Start of ROWS

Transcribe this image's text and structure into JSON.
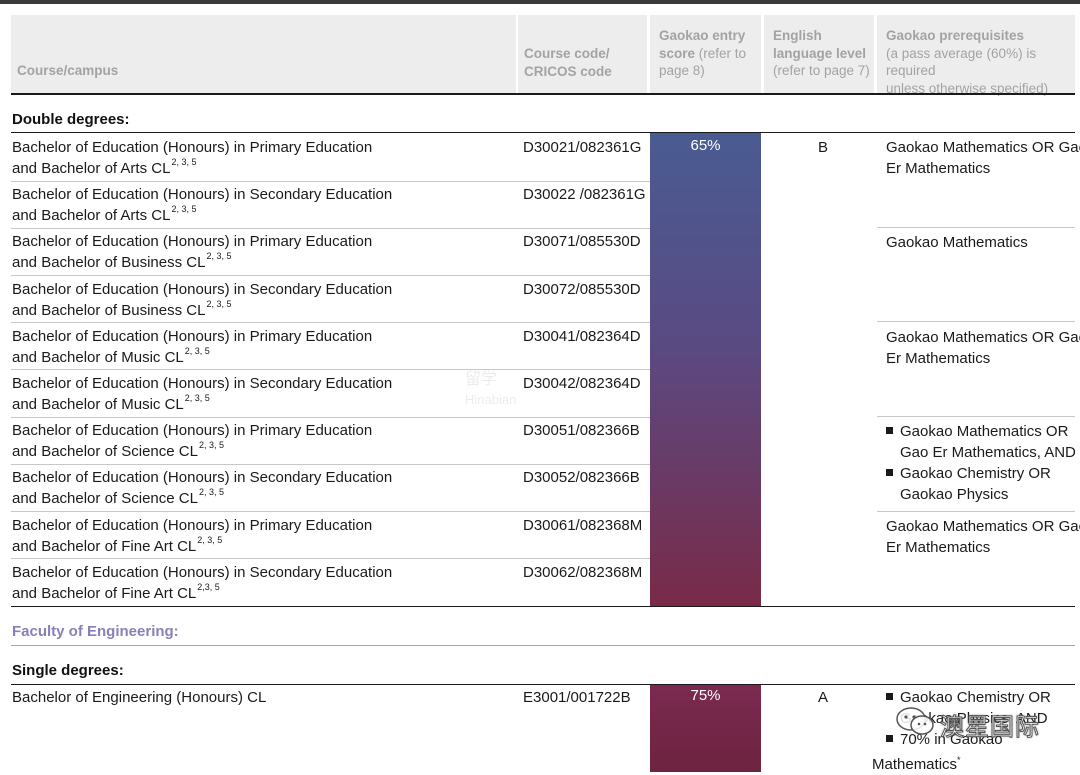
{
  "header": {
    "course": "Course/campus",
    "code_line1": "Course code/",
    "code_line2": "CRICOS code",
    "score_bold": "Gaokao entry",
    "score_bold2": "score",
    "score_light": " (refer to",
    "score_light2": "page 8)",
    "english_bold1": "English",
    "english_bold2": "language level",
    "english_light": "(refer to page 7)",
    "prereq_bold": "Gaokao prerequisites",
    "prereq_light1": "(a pass average (60%) is required",
    "prereq_light2": "unless otherwise specified)"
  },
  "sections": {
    "double": "Double degrees:",
    "faculty": "Faculty of Engineering:",
    "single": "Single degrees:"
  },
  "double_rows": [
    {
      "l1": "Bachelor of Education (Honours) in Primary Education",
      "l2": "and Bachelor of Arts  CL",
      "sup": "2, 3, 5",
      "code": "D30021/082361G"
    },
    {
      "l1": "Bachelor of Education (Honours) in Secondary Education",
      "l2": "and Bachelor of Arts  CL",
      "sup": "2, 3, 5",
      "code": "D30022 /082361G"
    },
    {
      "l1": "Bachelor of Education (Honours) in Primary Education",
      "l2": "and Bachelor of Business  CL",
      "sup": "2, 3, 5",
      "code": "D30071/085530D"
    },
    {
      "l1": "Bachelor of Education (Honours) in Secondary Education",
      "l2": "and Bachelor of Business  CL",
      "sup": "2, 3, 5",
      "code": "D30072/085530D"
    },
    {
      "l1": "Bachelor of Education (Honours) in Primary Education",
      "l2": "and Bachelor of Music  CL",
      "sup": "2, 3, 5",
      "code": "D30041/082364D"
    },
    {
      "l1": "Bachelor of Education (Honours) in Secondary Education",
      "l2": "and Bachelor of Music  CL",
      "sup": "2, 3, 5",
      "code": "D30042/082364D"
    },
    {
      "l1": "Bachelor of Education (Honours) in Primary Education",
      "l2": "and Bachelor of Science  CL",
      "sup": "2, 3, 5",
      "code": "D30051/082366B"
    },
    {
      "l1": "Bachelor of Education (Honours) in Secondary Education",
      "l2": "and Bachelor of Science  CL",
      "sup": "2, 3, 5",
      "code": "D30052/082366B"
    },
    {
      "l1": "Bachelor of Education (Honours) in Primary Education",
      "l2": "and Bachelor of Fine Art  CL",
      "sup": "2, 3, 5",
      "code": "D30061/082368M"
    },
    {
      "l1": "Bachelor of Education (Honours) in Secondary Education",
      "l2": "and Bachelor of Fine Art  CL",
      "sup": "2,3, 5",
      "code": "D30062/082368M"
    }
  ],
  "double_score": "65%",
  "double_english": "B",
  "prereqs": {
    "p1_l1": "Gaokao Mathematics OR Gao",
    "p1_l2": "Er Mathematics",
    "p2": "Gaokao Mathematics",
    "p3_l1": "Gaokao Mathematics OR Gao",
    "p3_l2": "Er Mathematics",
    "p4_b1_l1": "Gaokao Mathematics OR",
    "p4_b1_l2": "Gao Er Mathematics, AND",
    "p4_b2_l1": "Gaokao Chemistry OR",
    "p4_b2_l2": "Gaokao Physics",
    "p5_l1": "Gaokao Mathematics OR Gao",
    "p5_l2": "Er Mathematics"
  },
  "single_row": {
    "course": "Bachelor of Engineering (Honours)  CL",
    "code": "E3001/001722B",
    "score": "75%",
    "english": "A",
    "b1": "Gaokao Chemistry OR",
    "b1_l2": "Gaokao Physics, AND",
    "b2": "70% in Gaokao",
    "b2_l2": "Mathematics",
    "b2_sup": "*"
  },
  "watermark": {
    "text": "澳星国际",
    "faint1": "留学",
    "faint2": "Hinabian"
  },
  "colors": {
    "score_top": "#4a5b92",
    "score_bottom": "#7a2a48"
  }
}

End of ROWS

* [TASK BRIEF]
Show all lines from the records above where the word "Physics" occurs.

* [CORRECT OUTPUT]
    "p4_b2_l2": "Gaokao Physics",
    "b1_l2": "Gaokao Physics, AND",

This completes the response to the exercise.